[WHAT THIS TASK INVOLVES]
Filter the entries that follow, copying every line in which the word "panel" appears.

(Items listed in a dataset)
═══

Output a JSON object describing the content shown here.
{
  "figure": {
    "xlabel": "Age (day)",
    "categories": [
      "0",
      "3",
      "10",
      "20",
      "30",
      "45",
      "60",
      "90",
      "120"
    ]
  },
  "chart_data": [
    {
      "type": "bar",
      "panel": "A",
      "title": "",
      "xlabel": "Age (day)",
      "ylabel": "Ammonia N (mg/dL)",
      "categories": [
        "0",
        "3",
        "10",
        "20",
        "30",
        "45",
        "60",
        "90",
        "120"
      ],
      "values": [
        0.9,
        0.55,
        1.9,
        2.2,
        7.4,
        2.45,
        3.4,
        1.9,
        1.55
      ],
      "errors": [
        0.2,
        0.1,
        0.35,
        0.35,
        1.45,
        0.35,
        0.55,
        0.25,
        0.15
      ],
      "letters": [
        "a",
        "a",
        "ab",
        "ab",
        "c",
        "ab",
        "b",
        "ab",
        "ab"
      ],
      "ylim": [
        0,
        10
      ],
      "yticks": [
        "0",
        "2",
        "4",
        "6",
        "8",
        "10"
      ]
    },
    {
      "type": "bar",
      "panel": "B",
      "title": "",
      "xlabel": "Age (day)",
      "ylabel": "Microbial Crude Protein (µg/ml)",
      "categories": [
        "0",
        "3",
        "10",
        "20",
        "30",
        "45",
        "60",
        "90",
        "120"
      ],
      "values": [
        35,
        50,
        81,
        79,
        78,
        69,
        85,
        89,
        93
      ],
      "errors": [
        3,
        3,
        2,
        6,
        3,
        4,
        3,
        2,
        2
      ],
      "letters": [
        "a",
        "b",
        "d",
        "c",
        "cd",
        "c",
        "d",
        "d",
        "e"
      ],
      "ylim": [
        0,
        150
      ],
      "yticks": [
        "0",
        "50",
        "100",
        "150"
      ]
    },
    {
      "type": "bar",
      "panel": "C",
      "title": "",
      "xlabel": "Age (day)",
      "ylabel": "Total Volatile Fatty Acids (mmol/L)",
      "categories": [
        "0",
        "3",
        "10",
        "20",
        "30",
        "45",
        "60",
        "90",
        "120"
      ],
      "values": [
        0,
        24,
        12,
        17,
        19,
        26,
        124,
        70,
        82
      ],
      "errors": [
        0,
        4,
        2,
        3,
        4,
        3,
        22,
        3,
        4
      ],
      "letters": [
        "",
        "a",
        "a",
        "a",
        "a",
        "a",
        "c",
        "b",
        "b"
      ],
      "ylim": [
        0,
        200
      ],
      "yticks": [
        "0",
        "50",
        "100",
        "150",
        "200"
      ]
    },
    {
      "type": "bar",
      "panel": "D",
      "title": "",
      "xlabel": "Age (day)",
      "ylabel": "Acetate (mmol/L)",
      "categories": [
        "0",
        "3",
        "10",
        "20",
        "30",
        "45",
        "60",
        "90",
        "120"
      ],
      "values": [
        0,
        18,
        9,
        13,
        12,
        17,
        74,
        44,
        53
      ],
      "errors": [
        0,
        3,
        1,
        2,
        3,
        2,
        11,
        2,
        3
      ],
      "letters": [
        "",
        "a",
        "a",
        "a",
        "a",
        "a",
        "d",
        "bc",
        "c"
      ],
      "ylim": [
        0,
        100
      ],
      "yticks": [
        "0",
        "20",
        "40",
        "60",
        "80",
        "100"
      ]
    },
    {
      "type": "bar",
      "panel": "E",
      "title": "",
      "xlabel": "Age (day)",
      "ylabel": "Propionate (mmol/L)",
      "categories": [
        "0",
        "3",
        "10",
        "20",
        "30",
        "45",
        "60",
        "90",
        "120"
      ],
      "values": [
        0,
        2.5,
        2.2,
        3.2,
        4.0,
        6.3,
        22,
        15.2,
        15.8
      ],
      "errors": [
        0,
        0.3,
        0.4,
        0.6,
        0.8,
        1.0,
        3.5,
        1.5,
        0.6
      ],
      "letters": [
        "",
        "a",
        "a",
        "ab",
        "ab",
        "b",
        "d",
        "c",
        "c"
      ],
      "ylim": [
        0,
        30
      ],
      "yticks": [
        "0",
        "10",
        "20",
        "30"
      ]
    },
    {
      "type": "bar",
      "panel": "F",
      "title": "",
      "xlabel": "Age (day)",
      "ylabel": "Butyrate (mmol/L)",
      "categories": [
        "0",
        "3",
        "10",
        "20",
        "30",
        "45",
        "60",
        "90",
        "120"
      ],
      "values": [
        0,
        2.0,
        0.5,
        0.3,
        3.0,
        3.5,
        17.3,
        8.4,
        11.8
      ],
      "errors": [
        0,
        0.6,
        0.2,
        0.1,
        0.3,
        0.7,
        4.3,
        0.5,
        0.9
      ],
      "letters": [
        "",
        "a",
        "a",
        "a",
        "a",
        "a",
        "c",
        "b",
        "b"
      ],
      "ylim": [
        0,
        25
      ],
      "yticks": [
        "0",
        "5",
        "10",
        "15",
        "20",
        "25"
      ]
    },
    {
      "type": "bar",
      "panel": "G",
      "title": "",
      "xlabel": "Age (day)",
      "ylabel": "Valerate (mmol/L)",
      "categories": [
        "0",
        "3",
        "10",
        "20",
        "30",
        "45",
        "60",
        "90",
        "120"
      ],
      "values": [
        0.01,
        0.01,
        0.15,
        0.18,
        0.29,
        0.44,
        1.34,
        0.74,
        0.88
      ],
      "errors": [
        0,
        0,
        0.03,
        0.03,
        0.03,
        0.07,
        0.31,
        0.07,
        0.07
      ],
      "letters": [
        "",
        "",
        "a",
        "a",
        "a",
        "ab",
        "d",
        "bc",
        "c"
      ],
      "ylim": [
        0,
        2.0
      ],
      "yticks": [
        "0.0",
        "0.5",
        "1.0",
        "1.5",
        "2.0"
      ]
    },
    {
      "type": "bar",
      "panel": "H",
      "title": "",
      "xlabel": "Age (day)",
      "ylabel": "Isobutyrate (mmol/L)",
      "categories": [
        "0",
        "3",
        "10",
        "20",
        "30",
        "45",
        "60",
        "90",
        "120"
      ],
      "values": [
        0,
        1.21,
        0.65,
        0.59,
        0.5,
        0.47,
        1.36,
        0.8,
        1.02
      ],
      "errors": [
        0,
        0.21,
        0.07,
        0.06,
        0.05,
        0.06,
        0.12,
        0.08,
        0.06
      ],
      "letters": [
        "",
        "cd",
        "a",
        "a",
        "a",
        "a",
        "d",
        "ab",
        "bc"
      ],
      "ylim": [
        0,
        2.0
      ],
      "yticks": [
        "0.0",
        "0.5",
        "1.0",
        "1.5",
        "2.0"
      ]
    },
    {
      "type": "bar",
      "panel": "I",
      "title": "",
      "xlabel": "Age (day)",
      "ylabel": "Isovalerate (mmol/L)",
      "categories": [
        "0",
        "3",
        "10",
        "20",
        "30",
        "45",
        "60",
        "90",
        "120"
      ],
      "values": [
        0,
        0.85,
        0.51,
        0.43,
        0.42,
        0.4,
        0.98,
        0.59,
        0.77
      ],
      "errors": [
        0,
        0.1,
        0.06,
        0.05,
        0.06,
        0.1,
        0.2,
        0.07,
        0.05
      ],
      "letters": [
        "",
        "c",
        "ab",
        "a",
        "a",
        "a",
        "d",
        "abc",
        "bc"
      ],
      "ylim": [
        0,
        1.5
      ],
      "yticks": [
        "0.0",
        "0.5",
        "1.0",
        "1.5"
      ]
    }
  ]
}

═══

[RESPONSE AREA]
      "panel": "A",
      "panel": "B",
      "panel": "C",
      "panel": "D",
      "panel": "E",
      "panel": "F",
      "panel": "G",
      "panel": "H",
      "panel": "I",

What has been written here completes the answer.